» Dataset excerpts
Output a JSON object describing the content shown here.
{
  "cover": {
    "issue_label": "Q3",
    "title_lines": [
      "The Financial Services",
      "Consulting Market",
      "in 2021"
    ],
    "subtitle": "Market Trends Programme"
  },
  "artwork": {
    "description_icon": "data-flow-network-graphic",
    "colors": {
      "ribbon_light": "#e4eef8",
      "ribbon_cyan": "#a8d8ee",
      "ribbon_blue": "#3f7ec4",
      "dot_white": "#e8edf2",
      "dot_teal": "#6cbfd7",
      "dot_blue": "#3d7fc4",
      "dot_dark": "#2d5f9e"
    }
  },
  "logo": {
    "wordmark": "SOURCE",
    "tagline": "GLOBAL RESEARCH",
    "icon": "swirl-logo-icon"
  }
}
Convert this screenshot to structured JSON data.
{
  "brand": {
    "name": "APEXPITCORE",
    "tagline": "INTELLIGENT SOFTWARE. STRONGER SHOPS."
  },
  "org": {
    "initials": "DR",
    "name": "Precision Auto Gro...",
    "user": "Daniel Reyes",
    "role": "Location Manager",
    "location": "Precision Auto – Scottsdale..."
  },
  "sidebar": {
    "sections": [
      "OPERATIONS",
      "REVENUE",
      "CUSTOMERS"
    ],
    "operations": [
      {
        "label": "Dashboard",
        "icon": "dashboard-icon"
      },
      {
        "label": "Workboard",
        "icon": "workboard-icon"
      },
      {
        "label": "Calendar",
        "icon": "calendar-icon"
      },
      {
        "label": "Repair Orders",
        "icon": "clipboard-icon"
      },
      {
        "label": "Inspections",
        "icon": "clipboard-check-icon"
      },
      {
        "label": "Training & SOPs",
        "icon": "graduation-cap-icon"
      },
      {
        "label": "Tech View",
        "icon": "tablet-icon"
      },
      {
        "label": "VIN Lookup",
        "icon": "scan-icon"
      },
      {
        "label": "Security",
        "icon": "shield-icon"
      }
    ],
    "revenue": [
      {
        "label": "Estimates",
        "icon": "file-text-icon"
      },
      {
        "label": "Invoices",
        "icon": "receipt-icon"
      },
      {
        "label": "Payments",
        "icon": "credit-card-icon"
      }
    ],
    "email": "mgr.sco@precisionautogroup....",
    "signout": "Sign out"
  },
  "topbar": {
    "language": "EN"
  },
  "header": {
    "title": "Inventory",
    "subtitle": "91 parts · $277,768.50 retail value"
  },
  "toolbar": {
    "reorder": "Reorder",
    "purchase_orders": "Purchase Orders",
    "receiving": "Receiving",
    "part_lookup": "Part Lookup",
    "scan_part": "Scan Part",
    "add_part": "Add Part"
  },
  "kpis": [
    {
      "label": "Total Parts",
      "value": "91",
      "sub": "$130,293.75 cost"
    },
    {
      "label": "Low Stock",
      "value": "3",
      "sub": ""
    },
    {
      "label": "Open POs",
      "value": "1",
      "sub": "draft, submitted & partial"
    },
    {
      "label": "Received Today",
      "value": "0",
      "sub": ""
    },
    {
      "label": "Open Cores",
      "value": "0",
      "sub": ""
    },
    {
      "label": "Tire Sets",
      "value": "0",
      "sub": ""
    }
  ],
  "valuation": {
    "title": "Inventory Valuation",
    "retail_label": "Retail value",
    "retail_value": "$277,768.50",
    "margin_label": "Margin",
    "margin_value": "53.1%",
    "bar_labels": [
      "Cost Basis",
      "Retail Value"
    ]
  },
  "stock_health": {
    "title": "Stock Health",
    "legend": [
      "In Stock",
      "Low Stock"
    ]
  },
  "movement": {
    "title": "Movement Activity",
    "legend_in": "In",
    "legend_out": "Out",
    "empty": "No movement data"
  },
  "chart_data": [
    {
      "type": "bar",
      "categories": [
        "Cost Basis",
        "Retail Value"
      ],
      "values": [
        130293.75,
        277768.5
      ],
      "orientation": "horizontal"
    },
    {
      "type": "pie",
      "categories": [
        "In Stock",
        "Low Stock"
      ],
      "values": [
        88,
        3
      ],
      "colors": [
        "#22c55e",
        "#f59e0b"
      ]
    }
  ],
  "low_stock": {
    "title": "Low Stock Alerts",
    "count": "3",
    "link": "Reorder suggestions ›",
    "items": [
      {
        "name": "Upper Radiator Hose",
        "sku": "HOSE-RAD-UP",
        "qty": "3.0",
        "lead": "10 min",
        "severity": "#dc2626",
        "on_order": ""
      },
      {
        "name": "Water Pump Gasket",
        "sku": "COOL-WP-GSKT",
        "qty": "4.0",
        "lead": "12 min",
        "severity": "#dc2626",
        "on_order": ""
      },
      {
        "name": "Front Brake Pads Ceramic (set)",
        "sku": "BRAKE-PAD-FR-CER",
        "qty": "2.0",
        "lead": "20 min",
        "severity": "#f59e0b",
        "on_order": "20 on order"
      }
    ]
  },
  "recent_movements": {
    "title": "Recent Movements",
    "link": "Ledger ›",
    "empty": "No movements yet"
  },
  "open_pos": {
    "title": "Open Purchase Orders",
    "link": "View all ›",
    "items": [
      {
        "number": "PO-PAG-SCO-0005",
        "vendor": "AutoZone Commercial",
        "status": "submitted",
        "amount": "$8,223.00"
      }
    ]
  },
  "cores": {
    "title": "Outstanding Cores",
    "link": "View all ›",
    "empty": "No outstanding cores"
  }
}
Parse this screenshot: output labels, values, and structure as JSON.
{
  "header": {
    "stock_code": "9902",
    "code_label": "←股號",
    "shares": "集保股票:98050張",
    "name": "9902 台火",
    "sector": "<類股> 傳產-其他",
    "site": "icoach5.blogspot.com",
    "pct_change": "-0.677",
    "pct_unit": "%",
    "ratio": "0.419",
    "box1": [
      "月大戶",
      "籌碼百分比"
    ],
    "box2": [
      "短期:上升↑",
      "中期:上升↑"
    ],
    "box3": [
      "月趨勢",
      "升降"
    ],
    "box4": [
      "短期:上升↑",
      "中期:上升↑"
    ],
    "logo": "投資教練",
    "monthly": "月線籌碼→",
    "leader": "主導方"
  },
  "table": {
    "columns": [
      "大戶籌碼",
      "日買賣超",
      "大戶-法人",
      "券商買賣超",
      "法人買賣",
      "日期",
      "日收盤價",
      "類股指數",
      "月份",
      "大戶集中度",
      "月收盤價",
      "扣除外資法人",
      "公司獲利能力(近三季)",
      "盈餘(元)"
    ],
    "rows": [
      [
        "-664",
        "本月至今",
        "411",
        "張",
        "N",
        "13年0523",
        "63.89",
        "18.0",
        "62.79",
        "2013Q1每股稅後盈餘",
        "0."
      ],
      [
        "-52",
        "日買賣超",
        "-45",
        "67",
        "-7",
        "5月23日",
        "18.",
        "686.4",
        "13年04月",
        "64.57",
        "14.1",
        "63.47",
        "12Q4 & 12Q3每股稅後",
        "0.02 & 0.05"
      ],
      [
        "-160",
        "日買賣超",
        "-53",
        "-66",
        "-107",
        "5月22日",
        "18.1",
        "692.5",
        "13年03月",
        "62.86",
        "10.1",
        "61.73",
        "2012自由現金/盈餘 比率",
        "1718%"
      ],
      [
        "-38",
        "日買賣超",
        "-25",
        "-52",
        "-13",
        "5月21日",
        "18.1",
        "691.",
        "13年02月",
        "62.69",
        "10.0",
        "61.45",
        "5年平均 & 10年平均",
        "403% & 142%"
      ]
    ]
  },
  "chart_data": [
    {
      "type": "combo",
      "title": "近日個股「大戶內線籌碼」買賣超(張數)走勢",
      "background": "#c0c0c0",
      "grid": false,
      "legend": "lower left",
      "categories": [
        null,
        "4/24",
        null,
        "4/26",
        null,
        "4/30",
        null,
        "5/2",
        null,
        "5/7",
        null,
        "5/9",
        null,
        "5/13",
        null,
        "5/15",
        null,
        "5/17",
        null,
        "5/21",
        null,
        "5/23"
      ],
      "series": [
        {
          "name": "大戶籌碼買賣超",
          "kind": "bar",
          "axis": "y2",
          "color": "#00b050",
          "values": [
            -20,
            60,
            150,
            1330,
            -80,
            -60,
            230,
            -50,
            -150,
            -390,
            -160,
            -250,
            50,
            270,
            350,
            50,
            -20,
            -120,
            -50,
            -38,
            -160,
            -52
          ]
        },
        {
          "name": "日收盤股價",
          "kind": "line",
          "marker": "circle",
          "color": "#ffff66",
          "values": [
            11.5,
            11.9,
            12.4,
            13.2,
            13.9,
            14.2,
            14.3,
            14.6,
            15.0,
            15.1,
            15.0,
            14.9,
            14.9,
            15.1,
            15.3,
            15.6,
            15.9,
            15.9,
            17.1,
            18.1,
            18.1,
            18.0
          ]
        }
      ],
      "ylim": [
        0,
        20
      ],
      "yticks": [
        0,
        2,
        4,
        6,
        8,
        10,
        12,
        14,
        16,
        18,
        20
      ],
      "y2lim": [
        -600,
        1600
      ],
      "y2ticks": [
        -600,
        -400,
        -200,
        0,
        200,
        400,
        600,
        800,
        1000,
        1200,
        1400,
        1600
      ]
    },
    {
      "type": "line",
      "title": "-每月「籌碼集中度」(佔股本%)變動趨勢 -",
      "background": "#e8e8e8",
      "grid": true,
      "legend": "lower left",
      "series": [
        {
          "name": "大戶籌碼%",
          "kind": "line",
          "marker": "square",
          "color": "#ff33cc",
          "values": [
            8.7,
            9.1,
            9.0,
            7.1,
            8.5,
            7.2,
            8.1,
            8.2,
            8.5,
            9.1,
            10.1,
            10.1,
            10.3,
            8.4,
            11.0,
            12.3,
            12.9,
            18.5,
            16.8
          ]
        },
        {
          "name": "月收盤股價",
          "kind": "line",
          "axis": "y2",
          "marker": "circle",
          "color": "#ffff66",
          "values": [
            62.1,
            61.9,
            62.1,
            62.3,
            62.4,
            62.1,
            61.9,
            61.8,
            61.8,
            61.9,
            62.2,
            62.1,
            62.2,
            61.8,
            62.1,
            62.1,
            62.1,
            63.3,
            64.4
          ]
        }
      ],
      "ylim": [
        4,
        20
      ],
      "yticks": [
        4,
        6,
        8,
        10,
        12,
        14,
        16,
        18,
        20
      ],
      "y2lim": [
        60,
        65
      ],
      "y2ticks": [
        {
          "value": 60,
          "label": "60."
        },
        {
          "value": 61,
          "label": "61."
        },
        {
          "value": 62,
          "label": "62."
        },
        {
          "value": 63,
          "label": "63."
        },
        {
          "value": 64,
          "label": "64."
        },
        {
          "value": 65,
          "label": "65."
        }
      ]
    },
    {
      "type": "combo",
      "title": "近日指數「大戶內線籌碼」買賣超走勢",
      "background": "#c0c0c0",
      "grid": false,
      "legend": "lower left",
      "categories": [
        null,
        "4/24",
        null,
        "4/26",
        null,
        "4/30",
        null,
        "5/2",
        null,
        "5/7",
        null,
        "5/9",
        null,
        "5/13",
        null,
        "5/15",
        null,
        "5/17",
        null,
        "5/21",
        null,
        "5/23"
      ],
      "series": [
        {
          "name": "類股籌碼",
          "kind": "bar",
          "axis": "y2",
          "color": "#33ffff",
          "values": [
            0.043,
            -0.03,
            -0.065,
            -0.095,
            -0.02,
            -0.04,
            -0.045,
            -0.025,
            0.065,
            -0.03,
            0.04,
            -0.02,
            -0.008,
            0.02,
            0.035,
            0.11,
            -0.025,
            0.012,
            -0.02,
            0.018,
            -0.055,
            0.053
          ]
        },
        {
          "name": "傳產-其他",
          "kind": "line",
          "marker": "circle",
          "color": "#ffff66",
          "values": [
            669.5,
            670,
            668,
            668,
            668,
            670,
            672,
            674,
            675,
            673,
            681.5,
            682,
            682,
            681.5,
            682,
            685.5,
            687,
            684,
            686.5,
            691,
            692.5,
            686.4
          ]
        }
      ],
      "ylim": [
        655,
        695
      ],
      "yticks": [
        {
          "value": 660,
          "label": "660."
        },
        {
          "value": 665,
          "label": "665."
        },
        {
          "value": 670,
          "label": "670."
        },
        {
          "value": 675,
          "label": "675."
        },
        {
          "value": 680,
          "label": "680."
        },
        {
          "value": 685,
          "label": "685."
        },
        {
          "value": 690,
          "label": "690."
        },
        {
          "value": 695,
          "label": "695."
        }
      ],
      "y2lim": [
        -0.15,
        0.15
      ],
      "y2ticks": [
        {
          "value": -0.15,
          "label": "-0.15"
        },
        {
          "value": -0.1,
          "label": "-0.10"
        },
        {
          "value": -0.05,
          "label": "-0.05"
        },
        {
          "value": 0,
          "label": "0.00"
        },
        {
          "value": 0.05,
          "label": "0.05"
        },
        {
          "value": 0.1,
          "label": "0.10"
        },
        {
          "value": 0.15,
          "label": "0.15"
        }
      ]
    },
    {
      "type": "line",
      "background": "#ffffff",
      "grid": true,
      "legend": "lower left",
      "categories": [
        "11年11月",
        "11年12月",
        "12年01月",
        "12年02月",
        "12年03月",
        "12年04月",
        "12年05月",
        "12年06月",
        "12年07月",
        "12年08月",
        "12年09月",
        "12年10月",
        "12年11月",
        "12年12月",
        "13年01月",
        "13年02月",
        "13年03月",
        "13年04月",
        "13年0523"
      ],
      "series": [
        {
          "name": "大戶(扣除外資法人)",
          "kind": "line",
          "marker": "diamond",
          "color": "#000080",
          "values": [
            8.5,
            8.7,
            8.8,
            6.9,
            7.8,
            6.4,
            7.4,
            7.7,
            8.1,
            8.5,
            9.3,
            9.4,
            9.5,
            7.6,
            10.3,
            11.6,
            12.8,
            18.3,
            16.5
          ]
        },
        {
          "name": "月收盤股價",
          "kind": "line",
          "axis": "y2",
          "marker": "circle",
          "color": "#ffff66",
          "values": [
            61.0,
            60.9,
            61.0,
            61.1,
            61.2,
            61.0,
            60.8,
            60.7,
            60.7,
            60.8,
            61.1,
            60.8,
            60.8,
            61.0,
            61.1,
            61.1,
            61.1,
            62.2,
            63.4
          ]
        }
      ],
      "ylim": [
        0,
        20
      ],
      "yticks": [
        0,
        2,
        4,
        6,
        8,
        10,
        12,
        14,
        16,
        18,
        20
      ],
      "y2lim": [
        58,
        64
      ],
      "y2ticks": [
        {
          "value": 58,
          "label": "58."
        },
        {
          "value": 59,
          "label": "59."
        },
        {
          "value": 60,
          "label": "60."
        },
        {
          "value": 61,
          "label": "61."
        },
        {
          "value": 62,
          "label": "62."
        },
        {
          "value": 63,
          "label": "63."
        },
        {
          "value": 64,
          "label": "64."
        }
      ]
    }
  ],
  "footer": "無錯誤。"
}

» Short problem
Among the records above, find each line holding the string "JSON" and pull it out.

» The solution
Output a JSON object describing the content shown here.
Convert this screenshot to structured JSON data.
Parse this screenshot: output labels, values, and structure as JSON.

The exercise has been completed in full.